Task directions: Collect every line below that contains the string "alfonso".

Excerpted records:
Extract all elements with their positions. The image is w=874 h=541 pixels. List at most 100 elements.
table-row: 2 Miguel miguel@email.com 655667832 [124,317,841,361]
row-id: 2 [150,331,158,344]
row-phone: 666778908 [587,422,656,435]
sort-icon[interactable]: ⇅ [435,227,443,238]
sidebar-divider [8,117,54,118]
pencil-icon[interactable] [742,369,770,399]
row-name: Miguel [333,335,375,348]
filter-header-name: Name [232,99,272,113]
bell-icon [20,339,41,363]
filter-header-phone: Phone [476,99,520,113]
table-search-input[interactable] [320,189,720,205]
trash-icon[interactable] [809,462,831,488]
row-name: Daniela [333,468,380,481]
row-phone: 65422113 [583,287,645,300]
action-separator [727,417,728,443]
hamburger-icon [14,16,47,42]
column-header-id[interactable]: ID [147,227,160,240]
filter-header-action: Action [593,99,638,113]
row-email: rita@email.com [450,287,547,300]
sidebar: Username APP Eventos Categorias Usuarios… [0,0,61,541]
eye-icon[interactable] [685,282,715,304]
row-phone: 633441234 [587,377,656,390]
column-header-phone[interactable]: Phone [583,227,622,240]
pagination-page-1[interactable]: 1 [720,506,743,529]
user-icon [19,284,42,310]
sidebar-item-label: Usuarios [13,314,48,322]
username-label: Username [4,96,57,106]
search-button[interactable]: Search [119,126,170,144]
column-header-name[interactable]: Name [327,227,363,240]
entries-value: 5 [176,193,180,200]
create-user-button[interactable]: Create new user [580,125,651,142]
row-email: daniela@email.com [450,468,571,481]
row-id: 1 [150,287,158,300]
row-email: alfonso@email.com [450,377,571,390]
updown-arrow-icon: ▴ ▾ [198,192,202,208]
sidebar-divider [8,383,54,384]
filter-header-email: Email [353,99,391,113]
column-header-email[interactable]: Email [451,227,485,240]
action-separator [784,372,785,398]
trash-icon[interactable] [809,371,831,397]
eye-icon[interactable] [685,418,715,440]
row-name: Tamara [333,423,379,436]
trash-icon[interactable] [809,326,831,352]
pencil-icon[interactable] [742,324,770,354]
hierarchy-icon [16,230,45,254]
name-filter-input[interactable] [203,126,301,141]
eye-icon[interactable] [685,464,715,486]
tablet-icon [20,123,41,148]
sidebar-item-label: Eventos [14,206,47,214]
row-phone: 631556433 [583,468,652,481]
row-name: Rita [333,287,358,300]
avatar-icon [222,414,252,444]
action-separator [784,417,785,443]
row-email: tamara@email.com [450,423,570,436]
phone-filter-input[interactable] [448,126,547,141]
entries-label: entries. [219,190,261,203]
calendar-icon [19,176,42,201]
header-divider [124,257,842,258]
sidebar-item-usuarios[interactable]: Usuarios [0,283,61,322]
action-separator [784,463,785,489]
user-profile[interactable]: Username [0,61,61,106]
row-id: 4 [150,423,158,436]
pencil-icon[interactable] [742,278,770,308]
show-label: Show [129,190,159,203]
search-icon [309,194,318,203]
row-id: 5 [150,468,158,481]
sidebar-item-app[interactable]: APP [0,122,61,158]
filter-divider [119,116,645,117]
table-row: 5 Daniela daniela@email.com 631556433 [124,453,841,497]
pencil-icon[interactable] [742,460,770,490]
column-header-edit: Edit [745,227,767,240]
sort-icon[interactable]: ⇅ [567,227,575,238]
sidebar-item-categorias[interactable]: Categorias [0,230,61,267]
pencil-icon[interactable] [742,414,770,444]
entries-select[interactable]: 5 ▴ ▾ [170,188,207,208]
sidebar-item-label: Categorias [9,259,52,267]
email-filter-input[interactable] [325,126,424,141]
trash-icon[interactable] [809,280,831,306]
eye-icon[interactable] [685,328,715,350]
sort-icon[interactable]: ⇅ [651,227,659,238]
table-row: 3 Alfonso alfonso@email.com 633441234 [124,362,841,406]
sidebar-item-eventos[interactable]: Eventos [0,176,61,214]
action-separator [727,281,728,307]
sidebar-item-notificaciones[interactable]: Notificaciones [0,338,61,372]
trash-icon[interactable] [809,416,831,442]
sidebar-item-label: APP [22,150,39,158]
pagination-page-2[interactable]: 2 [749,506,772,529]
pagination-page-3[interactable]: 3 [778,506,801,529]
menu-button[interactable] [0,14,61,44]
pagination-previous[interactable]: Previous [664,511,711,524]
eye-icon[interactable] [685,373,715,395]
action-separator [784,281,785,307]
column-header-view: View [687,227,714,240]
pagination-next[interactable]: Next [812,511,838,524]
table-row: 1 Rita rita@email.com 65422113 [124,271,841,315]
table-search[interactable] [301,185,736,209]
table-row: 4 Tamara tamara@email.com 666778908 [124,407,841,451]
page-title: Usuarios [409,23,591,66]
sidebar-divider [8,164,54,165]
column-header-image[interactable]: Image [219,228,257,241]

Correct answer:
row-email: alfonso@email.com [450,377,571,390]
table-row: 3 Alfonso alfonso@email.com 633441234 [124,362,841,406]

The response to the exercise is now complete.